| GIVEN TASK |
Extract every line that contains the string "stars".

** BEGIN GIVEN DATA **

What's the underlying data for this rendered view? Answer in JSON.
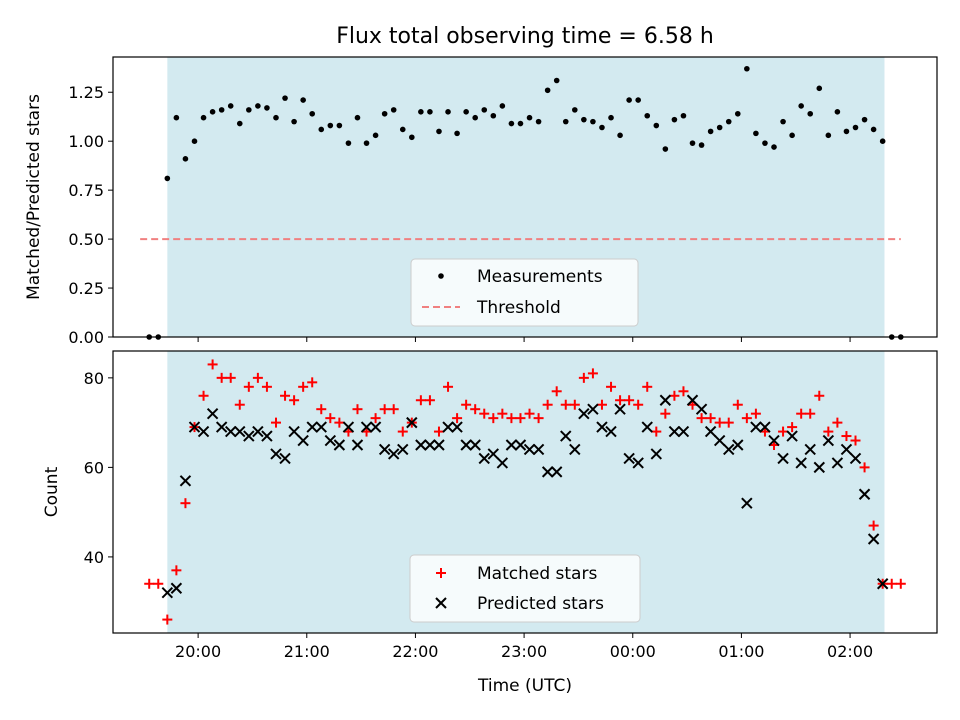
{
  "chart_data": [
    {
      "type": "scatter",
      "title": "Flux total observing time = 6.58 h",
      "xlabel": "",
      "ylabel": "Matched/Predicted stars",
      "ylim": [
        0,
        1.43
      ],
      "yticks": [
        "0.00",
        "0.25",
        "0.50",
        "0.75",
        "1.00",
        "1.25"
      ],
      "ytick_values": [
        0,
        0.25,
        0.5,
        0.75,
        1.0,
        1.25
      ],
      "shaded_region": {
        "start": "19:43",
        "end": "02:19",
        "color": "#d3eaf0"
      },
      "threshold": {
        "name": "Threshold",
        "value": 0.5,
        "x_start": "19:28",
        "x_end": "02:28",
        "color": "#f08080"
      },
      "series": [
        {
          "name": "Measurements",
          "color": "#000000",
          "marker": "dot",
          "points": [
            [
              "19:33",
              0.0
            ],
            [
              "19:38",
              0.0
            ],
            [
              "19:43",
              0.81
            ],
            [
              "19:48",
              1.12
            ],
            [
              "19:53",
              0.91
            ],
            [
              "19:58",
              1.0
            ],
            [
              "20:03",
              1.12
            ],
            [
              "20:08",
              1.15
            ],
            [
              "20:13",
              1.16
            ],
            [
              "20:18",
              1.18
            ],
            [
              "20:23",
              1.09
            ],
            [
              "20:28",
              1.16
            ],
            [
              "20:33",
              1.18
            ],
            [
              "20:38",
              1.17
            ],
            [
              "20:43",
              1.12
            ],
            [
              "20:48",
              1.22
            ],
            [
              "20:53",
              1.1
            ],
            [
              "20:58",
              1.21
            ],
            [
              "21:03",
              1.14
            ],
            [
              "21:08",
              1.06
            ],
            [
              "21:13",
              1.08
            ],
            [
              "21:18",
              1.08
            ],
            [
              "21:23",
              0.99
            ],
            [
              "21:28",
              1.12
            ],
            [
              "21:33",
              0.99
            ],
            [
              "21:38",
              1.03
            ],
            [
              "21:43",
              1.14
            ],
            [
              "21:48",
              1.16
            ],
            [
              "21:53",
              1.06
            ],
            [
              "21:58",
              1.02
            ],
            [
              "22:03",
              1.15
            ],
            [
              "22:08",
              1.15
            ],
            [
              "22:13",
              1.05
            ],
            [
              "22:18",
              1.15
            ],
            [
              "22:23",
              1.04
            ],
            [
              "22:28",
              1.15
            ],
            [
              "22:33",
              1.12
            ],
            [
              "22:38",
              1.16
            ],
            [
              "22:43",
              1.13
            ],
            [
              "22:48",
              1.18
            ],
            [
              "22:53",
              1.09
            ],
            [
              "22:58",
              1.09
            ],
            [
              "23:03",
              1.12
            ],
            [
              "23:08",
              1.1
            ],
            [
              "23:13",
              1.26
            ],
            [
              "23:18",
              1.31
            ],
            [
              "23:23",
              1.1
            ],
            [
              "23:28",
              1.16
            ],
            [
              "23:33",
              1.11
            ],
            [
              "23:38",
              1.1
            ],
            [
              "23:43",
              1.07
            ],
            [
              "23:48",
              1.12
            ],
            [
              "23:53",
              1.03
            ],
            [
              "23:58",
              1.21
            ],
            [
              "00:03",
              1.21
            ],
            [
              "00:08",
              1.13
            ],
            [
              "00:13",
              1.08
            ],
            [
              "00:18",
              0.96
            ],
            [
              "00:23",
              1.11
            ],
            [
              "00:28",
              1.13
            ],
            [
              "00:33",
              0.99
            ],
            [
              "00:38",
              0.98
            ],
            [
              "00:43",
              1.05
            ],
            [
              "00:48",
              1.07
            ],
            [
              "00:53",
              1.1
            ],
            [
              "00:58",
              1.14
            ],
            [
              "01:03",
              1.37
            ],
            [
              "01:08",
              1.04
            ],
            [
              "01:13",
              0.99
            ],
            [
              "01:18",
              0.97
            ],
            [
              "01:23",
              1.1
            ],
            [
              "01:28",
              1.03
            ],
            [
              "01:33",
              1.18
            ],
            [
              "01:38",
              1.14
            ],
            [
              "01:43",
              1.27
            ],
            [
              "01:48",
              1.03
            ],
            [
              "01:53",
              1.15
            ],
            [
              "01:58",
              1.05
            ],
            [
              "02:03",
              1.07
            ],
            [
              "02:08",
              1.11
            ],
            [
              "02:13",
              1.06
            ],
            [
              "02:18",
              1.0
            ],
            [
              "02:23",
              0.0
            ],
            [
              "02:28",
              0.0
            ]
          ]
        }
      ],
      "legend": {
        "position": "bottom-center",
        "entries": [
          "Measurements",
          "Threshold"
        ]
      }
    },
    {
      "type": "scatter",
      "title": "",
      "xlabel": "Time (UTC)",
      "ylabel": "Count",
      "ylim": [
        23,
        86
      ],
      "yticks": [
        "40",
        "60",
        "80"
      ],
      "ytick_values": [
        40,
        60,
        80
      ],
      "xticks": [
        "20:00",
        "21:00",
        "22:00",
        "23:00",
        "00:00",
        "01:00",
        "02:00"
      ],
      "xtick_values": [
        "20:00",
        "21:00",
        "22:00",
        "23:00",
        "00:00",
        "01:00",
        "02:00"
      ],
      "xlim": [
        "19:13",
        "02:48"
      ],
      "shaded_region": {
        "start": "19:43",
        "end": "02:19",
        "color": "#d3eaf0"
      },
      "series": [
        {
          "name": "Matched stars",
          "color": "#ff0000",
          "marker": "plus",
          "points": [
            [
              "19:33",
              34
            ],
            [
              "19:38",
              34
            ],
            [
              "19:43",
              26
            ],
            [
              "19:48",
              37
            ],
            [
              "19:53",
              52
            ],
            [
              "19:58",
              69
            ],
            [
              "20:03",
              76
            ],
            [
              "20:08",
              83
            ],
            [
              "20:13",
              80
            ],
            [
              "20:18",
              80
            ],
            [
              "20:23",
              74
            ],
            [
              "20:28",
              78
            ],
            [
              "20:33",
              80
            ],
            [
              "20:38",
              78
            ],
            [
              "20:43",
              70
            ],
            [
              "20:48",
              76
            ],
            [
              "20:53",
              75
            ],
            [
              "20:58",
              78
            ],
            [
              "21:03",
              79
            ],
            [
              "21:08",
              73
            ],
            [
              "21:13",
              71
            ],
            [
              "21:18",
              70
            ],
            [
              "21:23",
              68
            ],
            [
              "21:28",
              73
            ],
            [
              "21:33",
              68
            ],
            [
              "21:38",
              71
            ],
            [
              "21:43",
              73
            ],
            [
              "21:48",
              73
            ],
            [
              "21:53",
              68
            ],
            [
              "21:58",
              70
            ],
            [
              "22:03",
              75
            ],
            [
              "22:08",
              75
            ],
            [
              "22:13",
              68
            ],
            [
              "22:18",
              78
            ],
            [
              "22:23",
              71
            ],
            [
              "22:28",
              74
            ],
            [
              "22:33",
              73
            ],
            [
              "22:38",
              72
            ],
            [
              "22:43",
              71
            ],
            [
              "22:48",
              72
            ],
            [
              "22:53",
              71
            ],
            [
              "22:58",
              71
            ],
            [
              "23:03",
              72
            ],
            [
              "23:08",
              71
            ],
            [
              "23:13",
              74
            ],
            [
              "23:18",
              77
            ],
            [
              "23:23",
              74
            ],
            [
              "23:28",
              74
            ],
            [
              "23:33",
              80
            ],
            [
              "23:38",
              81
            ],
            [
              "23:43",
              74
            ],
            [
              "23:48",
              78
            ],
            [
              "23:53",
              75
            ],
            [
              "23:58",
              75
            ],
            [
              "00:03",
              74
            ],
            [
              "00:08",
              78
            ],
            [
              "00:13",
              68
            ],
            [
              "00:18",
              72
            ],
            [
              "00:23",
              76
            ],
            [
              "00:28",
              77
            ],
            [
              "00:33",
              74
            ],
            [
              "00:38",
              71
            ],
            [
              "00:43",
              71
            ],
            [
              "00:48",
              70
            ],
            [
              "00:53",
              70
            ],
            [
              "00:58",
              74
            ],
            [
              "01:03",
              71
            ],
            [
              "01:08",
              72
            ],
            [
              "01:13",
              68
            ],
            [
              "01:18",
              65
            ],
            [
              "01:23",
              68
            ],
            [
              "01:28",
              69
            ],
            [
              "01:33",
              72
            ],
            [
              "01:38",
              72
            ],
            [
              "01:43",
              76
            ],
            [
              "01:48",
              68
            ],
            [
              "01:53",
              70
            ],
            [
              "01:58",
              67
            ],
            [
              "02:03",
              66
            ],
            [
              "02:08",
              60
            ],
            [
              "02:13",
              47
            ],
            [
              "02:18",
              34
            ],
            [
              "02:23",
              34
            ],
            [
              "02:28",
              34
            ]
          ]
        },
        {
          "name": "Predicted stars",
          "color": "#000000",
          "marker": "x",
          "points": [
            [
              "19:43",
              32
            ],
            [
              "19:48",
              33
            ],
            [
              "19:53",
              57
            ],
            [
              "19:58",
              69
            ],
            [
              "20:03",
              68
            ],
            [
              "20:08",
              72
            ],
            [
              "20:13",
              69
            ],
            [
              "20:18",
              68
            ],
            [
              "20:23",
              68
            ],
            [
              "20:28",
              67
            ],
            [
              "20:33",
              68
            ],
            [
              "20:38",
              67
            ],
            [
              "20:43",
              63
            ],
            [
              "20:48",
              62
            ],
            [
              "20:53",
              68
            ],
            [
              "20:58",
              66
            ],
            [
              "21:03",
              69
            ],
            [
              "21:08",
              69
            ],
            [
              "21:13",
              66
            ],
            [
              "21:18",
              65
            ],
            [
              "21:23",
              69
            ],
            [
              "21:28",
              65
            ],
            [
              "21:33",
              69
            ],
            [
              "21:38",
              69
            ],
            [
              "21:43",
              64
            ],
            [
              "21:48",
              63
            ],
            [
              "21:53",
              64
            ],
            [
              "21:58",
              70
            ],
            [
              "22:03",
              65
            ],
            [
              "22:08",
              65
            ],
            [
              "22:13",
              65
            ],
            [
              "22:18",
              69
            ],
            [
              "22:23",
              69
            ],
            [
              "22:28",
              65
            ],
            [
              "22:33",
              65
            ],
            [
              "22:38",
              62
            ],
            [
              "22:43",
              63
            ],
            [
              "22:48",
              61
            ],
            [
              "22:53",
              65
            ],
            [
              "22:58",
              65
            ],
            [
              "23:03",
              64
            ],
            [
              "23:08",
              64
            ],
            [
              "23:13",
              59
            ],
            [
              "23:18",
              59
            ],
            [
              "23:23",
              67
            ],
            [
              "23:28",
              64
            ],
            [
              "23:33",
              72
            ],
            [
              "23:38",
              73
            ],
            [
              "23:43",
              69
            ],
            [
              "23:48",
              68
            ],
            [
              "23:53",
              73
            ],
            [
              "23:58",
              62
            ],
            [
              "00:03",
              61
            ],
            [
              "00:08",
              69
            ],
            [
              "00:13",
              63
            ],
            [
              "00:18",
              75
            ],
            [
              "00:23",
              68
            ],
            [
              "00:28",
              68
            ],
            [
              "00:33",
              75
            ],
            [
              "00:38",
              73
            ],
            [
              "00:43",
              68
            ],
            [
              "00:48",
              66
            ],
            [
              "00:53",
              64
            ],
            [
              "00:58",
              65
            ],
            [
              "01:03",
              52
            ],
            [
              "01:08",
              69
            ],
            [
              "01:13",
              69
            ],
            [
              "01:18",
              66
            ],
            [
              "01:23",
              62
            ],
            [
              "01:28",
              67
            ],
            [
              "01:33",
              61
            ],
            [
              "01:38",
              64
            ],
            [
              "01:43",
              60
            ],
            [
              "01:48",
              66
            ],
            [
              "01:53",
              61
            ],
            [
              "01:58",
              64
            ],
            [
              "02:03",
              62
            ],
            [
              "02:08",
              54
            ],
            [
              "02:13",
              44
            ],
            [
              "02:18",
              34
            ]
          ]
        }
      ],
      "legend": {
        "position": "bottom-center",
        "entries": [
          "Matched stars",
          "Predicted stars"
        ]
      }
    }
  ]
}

** END GIVEN DATA **

| TASK RESULT |
      "ylabel": "Matched/Predicted stars",
          "name": "Matched stars",
          "name": "Predicted stars",
          "Matched stars",
          "Predicted stars"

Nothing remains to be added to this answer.